■ **Aim**
Write out all lines holding the word "shortcut".

[Stored entries]
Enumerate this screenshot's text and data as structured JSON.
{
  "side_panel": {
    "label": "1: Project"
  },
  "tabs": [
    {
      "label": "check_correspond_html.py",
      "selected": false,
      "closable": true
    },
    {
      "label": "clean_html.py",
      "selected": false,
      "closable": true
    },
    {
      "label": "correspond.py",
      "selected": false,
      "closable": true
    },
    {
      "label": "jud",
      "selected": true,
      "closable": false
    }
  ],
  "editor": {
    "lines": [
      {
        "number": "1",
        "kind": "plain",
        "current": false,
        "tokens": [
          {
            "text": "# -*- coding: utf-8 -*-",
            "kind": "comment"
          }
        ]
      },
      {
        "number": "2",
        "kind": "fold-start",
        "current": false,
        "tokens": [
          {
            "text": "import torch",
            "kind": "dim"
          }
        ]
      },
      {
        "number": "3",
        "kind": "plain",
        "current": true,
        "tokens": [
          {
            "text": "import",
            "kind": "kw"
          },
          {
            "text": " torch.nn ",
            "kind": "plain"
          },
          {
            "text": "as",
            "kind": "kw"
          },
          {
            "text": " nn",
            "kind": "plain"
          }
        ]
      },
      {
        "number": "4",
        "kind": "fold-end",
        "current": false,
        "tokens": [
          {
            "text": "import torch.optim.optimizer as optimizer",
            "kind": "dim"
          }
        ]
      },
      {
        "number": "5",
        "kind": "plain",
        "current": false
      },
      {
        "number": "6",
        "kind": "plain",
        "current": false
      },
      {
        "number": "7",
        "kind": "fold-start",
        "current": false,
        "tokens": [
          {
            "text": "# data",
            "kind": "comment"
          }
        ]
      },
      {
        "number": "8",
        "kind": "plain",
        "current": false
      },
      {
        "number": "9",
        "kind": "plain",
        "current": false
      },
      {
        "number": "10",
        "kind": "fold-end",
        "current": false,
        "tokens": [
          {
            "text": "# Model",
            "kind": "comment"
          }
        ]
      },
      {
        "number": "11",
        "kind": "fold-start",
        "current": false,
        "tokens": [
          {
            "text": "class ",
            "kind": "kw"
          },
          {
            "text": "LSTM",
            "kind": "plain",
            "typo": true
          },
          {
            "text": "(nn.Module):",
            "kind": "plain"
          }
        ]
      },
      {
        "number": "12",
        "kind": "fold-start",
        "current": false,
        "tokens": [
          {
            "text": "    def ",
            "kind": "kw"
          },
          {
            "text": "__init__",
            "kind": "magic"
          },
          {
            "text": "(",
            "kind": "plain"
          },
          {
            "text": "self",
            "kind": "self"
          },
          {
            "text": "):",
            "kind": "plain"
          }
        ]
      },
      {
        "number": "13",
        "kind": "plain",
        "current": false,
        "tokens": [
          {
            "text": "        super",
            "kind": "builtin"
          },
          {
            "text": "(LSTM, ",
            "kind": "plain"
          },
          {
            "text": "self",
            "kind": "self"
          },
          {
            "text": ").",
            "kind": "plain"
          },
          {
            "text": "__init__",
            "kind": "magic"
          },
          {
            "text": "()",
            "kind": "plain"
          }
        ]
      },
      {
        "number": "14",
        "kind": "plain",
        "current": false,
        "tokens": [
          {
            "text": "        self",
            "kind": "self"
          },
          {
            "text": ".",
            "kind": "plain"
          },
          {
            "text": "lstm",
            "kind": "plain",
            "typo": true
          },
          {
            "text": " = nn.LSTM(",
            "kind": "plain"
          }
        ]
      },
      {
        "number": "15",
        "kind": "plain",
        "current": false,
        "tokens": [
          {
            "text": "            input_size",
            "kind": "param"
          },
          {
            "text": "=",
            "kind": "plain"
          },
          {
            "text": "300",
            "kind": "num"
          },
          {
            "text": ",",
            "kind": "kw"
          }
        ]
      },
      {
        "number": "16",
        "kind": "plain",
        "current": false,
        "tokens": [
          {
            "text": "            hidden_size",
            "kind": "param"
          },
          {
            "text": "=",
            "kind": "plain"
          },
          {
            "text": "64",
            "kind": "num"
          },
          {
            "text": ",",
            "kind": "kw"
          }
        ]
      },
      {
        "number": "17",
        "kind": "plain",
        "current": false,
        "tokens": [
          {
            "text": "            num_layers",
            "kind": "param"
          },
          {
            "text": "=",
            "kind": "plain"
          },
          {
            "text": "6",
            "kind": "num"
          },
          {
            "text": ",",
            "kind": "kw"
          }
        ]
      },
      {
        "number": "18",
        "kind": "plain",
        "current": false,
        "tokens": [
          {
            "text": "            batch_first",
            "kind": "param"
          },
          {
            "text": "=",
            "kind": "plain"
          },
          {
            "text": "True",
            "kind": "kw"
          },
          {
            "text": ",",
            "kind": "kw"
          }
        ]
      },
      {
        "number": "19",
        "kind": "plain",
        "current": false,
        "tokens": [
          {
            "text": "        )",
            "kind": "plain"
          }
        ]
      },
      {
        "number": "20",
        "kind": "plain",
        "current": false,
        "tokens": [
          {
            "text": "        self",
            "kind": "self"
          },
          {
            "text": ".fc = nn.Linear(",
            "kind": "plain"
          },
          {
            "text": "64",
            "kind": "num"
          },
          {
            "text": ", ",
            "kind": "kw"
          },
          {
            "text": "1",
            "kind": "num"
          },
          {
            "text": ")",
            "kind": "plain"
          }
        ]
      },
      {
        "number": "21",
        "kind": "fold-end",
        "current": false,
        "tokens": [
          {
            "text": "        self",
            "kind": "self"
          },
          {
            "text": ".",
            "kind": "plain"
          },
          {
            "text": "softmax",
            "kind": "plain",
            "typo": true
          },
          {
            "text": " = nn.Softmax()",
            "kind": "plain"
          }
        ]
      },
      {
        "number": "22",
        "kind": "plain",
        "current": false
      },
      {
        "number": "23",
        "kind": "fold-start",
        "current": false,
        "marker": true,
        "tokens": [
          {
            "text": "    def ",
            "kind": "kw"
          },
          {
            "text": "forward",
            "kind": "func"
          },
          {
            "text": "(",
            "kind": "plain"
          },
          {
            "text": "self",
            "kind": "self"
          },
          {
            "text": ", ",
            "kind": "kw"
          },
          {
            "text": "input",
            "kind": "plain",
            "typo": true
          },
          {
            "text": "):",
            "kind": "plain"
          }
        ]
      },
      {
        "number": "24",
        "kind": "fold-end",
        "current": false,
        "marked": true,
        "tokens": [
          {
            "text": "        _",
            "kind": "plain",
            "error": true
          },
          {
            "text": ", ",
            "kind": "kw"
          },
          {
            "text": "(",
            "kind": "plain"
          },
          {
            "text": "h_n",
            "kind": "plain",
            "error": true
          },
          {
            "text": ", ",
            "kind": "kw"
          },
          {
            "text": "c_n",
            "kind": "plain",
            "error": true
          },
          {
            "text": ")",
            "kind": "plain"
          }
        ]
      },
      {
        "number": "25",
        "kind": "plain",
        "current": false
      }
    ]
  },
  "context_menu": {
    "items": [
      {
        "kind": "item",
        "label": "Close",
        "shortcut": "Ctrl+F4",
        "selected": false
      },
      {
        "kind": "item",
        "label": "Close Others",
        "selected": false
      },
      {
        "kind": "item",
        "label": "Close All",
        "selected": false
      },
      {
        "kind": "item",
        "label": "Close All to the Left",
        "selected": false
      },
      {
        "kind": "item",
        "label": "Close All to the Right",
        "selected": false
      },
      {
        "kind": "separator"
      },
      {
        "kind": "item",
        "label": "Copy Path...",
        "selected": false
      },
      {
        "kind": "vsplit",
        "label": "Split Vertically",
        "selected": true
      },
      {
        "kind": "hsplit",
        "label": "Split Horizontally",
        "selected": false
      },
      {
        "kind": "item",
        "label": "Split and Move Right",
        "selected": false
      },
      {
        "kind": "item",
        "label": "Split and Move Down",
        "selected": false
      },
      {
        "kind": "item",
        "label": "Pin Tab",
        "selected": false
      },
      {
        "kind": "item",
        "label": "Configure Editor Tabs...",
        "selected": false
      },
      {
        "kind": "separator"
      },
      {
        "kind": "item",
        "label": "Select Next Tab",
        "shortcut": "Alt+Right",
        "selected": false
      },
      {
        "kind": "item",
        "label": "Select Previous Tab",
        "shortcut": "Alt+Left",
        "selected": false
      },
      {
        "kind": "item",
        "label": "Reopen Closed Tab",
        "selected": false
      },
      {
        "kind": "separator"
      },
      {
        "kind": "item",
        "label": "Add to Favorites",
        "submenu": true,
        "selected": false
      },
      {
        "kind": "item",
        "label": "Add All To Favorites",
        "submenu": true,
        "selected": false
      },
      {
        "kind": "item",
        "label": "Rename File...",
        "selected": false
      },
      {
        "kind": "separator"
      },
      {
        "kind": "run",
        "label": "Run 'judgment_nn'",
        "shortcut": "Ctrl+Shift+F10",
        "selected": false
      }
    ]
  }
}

■ **Solution for this problem**
        "shortcut": "Ctrl+F4",
        "shortcut": "Alt+Right",
        "shortcut": "Alt+Left",
        "shortcut": "Ctrl+Shift+F10",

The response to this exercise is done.